• _Records for processing_
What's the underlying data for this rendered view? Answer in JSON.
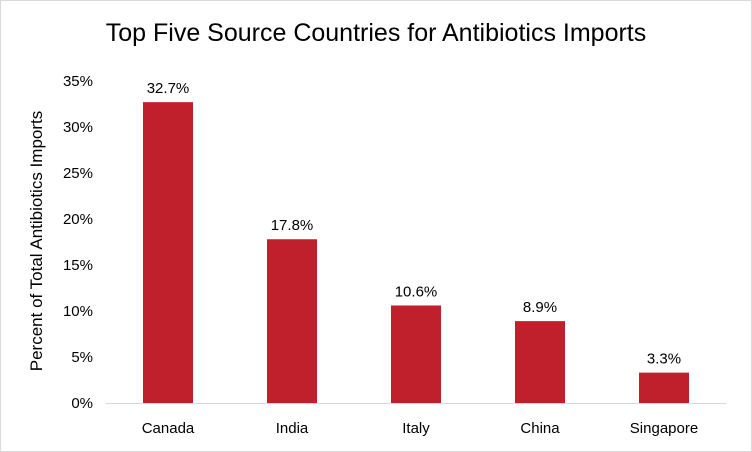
{
  "chart_data": {
    "type": "bar",
    "title": "Top Five Source Countries for Antibiotics Imports",
    "xlabel": "",
    "ylabel": "Percent of Total Antibiotics Imports",
    "categories": [
      "Canada",
      "India",
      "Italy",
      "China",
      "Singapore"
    ],
    "values": [
      32.7,
      17.8,
      10.6,
      8.9,
      3.3
    ],
    "data_labels": [
      "32.7%",
      "17.8%",
      "10.6%",
      "8.9%",
      "3.3%"
    ],
    "ylim": [
      0,
      35
    ],
    "yticks": [
      0,
      5,
      10,
      15,
      20,
      25,
      30,
      35
    ],
    "ytick_labels": [
      "0%",
      "5%",
      "10%",
      "15%",
      "20%",
      "25%",
      "30%",
      "35%"
    ],
    "grid": false,
    "legend": "none",
    "bar_color": "#c0202b"
  }
}
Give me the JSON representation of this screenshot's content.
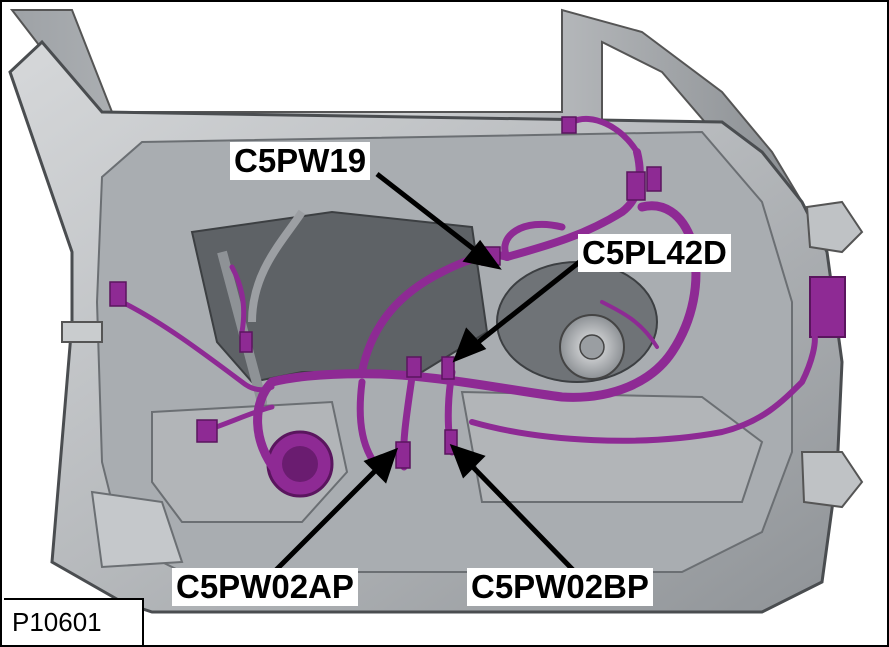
{
  "figure_id": "P10601",
  "callouts": {
    "c5pw19": "C5PW19",
    "c5pl42d": "C5PL42D",
    "c5pw02ap": "C5PW02AP",
    "c5pw02bp": "C5PW02BP"
  },
  "colors": {
    "harness": "#8e2a94",
    "harness_highlight": "#c55ec9",
    "panel": "#b9bcbf",
    "panel_dark": "#7d8185",
    "background": "#ffffff"
  }
}
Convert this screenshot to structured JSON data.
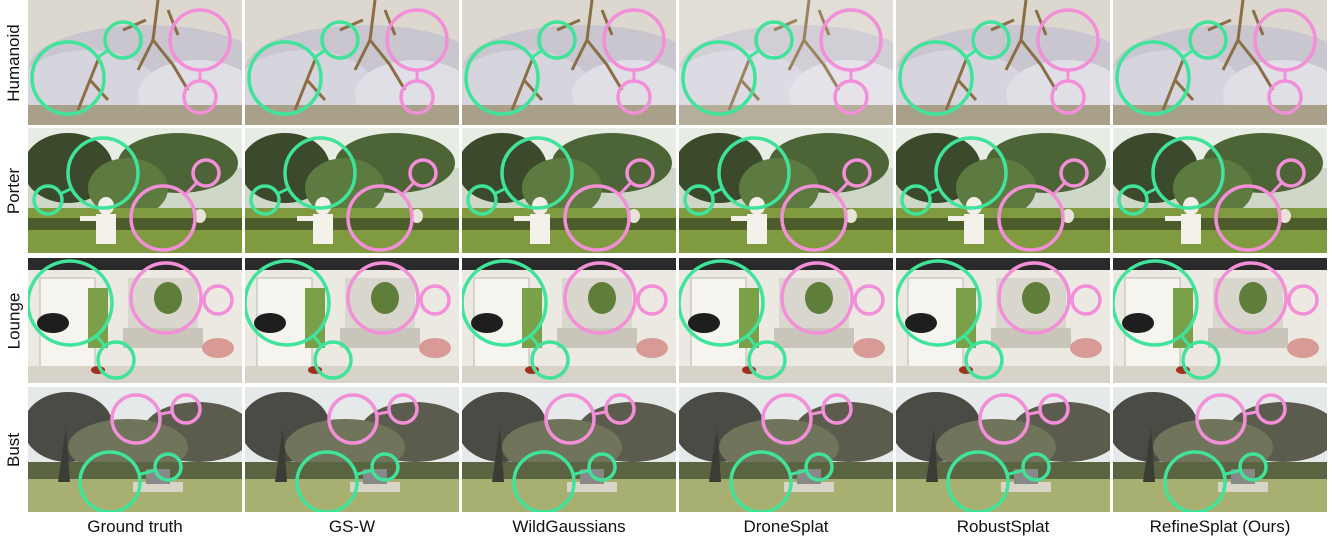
{
  "rows": [
    {
      "label": "Humanoid",
      "scene": "humanoid"
    },
    {
      "label": "Porter",
      "scene": "porter"
    },
    {
      "label": "Lounge",
      "scene": "lounge"
    },
    {
      "label": "Bust",
      "scene": "bust"
    }
  ],
  "columns": [
    {
      "label": "Ground truth"
    },
    {
      "label": "GS-W"
    },
    {
      "label": "WildGaussians"
    },
    {
      "label": "DroneSplat"
    },
    {
      "label": "RobustSplat"
    },
    {
      "label": "RefineSplat (Ours)"
    }
  ],
  "colors": {
    "green_circle": "#3fe39a",
    "pink_circle": "#f28fd8",
    "background": "#ffffff"
  }
}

• _Goal of the exercise_
The word "Imports" appears in how many lines of the data? Answer with only the number.

• _Solution for this exercise_
2